• **AIM**: Rewrite every line of the material below as a numbered list, leaving out blank lines.
+++++
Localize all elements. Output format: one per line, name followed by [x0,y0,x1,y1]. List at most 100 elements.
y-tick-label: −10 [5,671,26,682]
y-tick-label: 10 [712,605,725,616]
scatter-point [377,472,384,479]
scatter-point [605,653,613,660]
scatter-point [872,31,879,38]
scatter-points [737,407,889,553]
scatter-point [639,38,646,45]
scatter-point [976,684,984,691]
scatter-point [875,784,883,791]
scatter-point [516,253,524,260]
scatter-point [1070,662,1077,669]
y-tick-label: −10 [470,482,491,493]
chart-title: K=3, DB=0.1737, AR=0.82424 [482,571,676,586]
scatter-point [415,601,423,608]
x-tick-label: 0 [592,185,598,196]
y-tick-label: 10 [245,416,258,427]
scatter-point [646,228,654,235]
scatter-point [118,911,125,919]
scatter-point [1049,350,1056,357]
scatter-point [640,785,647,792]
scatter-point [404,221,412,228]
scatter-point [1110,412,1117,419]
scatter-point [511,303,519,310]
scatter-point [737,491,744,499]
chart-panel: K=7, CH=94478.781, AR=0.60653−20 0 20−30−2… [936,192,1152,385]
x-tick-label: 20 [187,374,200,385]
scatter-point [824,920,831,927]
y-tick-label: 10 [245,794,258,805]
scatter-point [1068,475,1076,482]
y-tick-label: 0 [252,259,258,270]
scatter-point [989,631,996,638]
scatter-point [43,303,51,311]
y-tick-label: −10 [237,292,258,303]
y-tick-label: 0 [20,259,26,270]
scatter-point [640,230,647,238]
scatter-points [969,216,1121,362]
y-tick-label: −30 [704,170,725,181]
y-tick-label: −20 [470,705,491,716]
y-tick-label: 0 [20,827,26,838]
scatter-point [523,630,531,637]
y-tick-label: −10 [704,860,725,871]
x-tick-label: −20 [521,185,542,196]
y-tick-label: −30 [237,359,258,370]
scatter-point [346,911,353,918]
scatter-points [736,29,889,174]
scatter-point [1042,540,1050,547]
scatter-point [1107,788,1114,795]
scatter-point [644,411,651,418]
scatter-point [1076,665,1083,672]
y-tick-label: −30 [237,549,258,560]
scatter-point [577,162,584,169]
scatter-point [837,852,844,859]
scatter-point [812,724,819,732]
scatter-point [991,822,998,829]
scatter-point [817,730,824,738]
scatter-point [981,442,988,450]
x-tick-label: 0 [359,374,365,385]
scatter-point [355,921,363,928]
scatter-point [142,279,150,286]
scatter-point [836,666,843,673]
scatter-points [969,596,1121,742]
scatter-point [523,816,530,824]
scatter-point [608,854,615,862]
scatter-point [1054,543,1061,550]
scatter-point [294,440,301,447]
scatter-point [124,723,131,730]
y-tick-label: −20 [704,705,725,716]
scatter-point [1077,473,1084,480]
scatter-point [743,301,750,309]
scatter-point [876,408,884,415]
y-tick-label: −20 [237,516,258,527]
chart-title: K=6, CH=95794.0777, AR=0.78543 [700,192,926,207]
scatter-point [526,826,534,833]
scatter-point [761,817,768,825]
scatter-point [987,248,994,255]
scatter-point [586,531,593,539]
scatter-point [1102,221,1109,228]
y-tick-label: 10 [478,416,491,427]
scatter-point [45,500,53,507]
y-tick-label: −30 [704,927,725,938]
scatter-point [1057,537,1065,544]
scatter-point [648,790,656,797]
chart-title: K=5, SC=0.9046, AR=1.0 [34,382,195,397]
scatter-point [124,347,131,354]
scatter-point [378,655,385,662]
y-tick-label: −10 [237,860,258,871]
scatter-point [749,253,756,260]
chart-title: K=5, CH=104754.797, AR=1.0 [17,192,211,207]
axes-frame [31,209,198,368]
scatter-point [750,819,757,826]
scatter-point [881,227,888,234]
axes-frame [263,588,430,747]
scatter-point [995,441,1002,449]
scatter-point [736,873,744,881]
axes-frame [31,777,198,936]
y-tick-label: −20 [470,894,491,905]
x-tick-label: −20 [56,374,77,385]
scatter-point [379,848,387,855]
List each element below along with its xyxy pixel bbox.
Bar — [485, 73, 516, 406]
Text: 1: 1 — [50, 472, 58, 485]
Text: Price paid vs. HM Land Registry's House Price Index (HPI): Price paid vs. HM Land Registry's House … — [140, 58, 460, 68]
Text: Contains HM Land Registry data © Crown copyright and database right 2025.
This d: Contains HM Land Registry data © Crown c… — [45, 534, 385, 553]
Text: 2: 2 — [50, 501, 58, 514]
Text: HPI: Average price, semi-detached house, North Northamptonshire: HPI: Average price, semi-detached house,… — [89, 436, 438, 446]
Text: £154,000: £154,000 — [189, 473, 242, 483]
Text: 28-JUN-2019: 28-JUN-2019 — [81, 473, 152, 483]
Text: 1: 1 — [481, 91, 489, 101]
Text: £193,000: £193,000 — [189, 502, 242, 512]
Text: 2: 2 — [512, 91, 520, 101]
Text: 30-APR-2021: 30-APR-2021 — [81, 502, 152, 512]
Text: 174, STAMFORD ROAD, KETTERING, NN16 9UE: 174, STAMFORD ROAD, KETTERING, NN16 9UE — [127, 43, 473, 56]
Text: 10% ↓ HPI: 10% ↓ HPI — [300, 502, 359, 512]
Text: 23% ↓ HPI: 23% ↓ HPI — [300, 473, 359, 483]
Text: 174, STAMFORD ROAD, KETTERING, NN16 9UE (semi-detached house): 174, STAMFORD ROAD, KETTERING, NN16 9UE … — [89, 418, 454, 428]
+++++
• **EXERCISE SOLUTION**:
1. Localize all elements. Output format: one per line, name followed by [x0,y0,x1,y1]. List at most 100 elements.
2. y-tick-label: −10 [5,671,26,682]
3. y-tick-label: 10 [712,605,725,616]
4. scatter-point [377,472,384,479]
5. scatter-point [605,653,613,660]
6. scatter-point [872,31,879,38]
7. scatter-points [737,407,889,553]
8. scatter-point [639,38,646,45]
9. scatter-point [976,684,984,691]
10. scatter-point [875,784,883,791]
11. scatter-point [516,253,524,260]
12. scatter-point [1070,662,1077,669]
13. y-tick-label: −10 [470,482,491,493]
14. chart-title: K=3, DB=0.1737, AR=0.82424 [482,571,676,586]
15. scatter-point [415,601,423,608]
16. x-tick-label: 0 [592,185,598,196]
17. y-tick-label: 10 [245,416,258,427]
18. scatter-point [646,228,654,235]
19. scatter-point [118,911,125,919]
20. scatter-point [1049,350,1056,357]
21. scatter-point [640,785,647,792]
22. scatter-point [404,221,412,228]
23. scatter-point [1110,412,1117,419]
24. scatter-point [511,303,519,310]
25. scatter-point [737,491,744,499]
26. chart-panel: K=7, CH=94478.781, AR=0.60653−20 0 20−30−2… [936,192,1152,385]
27. x-tick-label: 20 [187,374,200,385]
28. scatter-point [824,920,831,927]
29. y-tick-label: 10 [245,794,258,805]
30. scatter-point [1068,475,1076,482]
31. y-tick-label: 0 [252,259,258,270]
32. scatter-point [989,631,996,638]
33. scatter-point [43,303,51,311]
34. y-tick-label: −10 [237,292,258,303]
35. y-tick-label: 0 [20,259,26,270]
36. scatter-point [640,230,647,238]
37. scatter-points [969,216,1121,362]
38. y-tick-label: −30 [704,170,725,181]
39. y-tick-label: −20 [470,705,491,716]
40. y-tick-label: 0 [20,827,26,838]
41. scatter-point [523,630,531,637]
42. y-tick-label: −10 [704,860,725,871]
43. x-tick-label: −20 [521,185,542,196]
44. y-tick-label: −30 [237,359,258,370]
45. scatter-point [346,911,353,918]
46. scatter-points [736,29,889,174]
47. scatter-point [1042,540,1050,547]
48. scatter-point [1107,788,1114,795]
49. scatter-point [644,411,651,418]
50. scatter-point [1076,665,1083,672]
51. y-tick-label: −30 [237,549,258,560]
52. scatter-point [577,162,584,169]
53. scatter-point [837,852,844,859]
54. scatter-point [812,724,819,732]
55. scatter-point [991,822,998,829]
56. scatter-point [817,730,824,738]
57. scatter-point [981,442,988,450]
58. x-tick-label: 0 [359,374,365,385]
59. scatter-point [355,921,363,928]
60. scatter-point [142,279,150,286]
61. scatter-point [836,666,843,673]
62. scatter-points [969,596,1121,742]
63. scatter-point [523,816,530,824]
64. scatter-point [608,854,615,862]
65. scatter-point [1054,543,1061,550]
66. scatter-point [294,440,301,447]
67. scatter-point [124,723,131,730]
68. y-tick-label: −20 [704,705,725,716]
69. scatter-point [1077,473,1084,480]
70. scatter-point [743,301,750,309]
71. scatter-point [876,408,884,415]
72. y-tick-label: −20 [237,516,258,527]
73. chart-title: K=6, CH=95794.0777, AR=0.78543 [700,192,926,207]
74. scatter-point [526,826,534,833]
75. scatter-point [761,817,768,825]
76. scatter-point [987,248,994,255]
77. scatter-point [586,531,593,539]
78. scatter-point [1102,221,1109,228]
79. y-tick-label: 10 [478,416,491,427]
80. scatter-point [45,500,53,507]
81. y-tick-label: −30 [704,927,725,938]
82. scatter-point [1057,537,1065,544]
83. scatter-point [648,790,656,797]
84. chart-title: K=5, SC=0.9046, AR=1.0 [34,382,195,397]
85. scatter-point [124,347,131,354]
86. scatter-point [378,655,385,662]
87. y-tick-label: −10 [237,860,258,871]
88. scatter-point [749,253,756,260]
89. chart-title: K=5, CH=104754.797, AR=1.0 [17,192,211,207]
90. axes-frame [31,209,198,368]
91. scatter-point [750,819,757,826]
92. scatter-point [881,227,888,234]
93. axes-frame [263,588,430,747]
94. scatter-point [995,441,1002,449]
95. scatter-point [736,873,744,881]
96. axes-frame [31,777,198,936]
97. y-tick-label: −20 [470,894,491,905]
98. x-tick-label: −20 [56,374,77,385]
99. scatter-point [379,848,387,855]
100. List each element below along with its xyxy pixel bbox.
101. Bar — [485, 73, 516, 406]
102. Text: 1: 1 — [50, 472, 58, 485]
103. Text: Price paid vs. HM Land Registry's House Price Index (HPI): Price paid vs. HM Land Registry's House … — [140, 58, 460, 68]
104. Text: Contains HM Land Registry data © Crown copyright and database right 2025.
105. This d: Contains HM Land Registry data © Crown c… — [45, 534, 385, 553]
106. Text: 2: 2 — [50, 501, 58, 514]
107. Text: HPI: Average price, semi-detached house, North Northamptonshire: HPI: Average price, semi-detached house,… — [89, 436, 438, 446]
108. Text: £154,000: £154,000 — [189, 473, 242, 483]
109. Text: 28-JUN-2019: 28-JUN-2019 — [81, 473, 152, 483]
110. Text: 1: 1 — [481, 91, 489, 101]
111. Text: £193,000: £193,000 — [189, 502, 242, 512]
112. Text: 2: 2 — [512, 91, 520, 101]
113. Text: 30-APR-2021: 30-APR-2021 — [81, 502, 152, 512]
114. Text: 174, STAMFORD ROAD, KETTERING, NN16 9UE: 174, STAMFORD ROAD, KETTERING, NN16 9UE — [127, 43, 473, 56]
115. Text: 10% ↓ HPI: 10% ↓ HPI — [300, 502, 359, 512]
116. Text: 23% ↓ HPI: 23% ↓ HPI — [300, 473, 359, 483]
117. Text: 174, STAMFORD ROAD, KETTERING, NN16 9UE (semi-detached house): 174, STAMFORD ROAD, KETTERING, NN16 9UE … — [89, 418, 454, 428]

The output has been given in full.